*EXCERTO:*
5.8. Assim sendo, bem andou o tribunal colectivo (assim como a Relação, que o apoiou) ao cumular entre si as penas dos processos de Almada e ao autonomizá-las da pena conjunta entretanto operada, com as demais, em Barcelos.
5.9. De outro modo, o cometimento de mais um crime (aqui, o de ABR/OUT95) conduzir – absurdamente – à unificação de penas (as decorrentes de crimes de
1986 e 1990, por um lado, e de 1996, por outro) que, sem o acréscimo desse crime, haveriam, inegavelmente, de permanecer autónomas.'
3. Notificado do acórdão, J... interpôs recurso para o Tribunal Constitucional, pedindo a apreciação da 'inconstitucionalidade do artigo 77 do Código Penal por violação dos arts. 20-4, 29, 30 e 32 da Lei Fundamental na interpretação expendida no douto acórdão sendo certo que a acolher tal interpretação deste Alto Tribunal o ora recorrente estará, inevitavelmente, condenado a duas ou mais penas de prisão, quiçá a prisão perpétua, o que é inadmissível à luz do artigo 30 da Lei Fundamental' (fls. 1488, com original a fls. 1490).

*CONTEÚDO DOS DADOS:*
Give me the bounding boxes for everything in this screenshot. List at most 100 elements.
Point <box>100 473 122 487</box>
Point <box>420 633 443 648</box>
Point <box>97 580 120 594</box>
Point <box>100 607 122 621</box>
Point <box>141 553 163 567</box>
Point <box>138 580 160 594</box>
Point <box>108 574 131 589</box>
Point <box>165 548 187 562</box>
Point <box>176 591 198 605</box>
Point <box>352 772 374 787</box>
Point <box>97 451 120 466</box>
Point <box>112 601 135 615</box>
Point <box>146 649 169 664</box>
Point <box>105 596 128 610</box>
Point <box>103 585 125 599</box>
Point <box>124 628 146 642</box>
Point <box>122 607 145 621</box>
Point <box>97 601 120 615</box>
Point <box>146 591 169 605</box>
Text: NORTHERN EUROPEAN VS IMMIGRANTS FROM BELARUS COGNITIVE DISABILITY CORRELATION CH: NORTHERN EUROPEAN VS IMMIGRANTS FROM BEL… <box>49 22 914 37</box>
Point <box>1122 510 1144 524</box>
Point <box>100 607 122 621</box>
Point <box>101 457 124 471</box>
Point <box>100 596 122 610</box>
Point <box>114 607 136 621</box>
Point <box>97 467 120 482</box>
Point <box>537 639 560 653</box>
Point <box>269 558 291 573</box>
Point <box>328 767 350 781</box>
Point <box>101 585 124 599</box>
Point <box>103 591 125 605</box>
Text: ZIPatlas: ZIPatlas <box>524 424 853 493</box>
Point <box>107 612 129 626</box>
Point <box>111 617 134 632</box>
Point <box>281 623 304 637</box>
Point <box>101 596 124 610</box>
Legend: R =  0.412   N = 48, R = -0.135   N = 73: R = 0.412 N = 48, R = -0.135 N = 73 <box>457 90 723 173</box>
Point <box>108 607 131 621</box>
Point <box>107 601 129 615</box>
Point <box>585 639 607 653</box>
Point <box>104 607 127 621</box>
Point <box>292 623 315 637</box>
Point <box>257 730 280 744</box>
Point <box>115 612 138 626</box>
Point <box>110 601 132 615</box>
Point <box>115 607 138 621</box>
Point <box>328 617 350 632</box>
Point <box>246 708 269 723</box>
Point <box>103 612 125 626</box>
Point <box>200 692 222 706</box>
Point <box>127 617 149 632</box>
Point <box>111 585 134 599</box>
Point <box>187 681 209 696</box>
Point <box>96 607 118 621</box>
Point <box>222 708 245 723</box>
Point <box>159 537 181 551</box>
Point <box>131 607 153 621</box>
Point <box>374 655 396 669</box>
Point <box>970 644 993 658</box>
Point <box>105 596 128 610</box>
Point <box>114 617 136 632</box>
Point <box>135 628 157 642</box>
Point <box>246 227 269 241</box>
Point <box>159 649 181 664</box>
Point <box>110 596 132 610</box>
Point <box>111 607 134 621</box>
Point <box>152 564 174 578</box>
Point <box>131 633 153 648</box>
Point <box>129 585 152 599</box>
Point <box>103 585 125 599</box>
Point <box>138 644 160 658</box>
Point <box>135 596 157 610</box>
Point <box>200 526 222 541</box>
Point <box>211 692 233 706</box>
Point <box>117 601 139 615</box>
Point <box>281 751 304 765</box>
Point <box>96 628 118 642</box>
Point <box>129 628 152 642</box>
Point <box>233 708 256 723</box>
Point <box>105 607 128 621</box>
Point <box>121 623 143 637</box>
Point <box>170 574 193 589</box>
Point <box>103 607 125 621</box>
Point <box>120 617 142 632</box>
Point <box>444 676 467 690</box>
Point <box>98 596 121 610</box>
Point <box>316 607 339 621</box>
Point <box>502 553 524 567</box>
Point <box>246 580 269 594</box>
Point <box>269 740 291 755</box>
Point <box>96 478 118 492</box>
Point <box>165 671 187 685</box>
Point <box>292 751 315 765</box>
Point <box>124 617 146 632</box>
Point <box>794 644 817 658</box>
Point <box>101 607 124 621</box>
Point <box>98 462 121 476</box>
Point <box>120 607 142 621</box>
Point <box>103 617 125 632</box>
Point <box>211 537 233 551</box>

*INSTRUÇÃO:*
Segundo o excerto, para que tribunal foi interposto recurso depois da notificação do acórdão? Baseie-se apenas no excerto.

*RESPOSTA ESCRITA:*
Para o Tribunal Constitucional.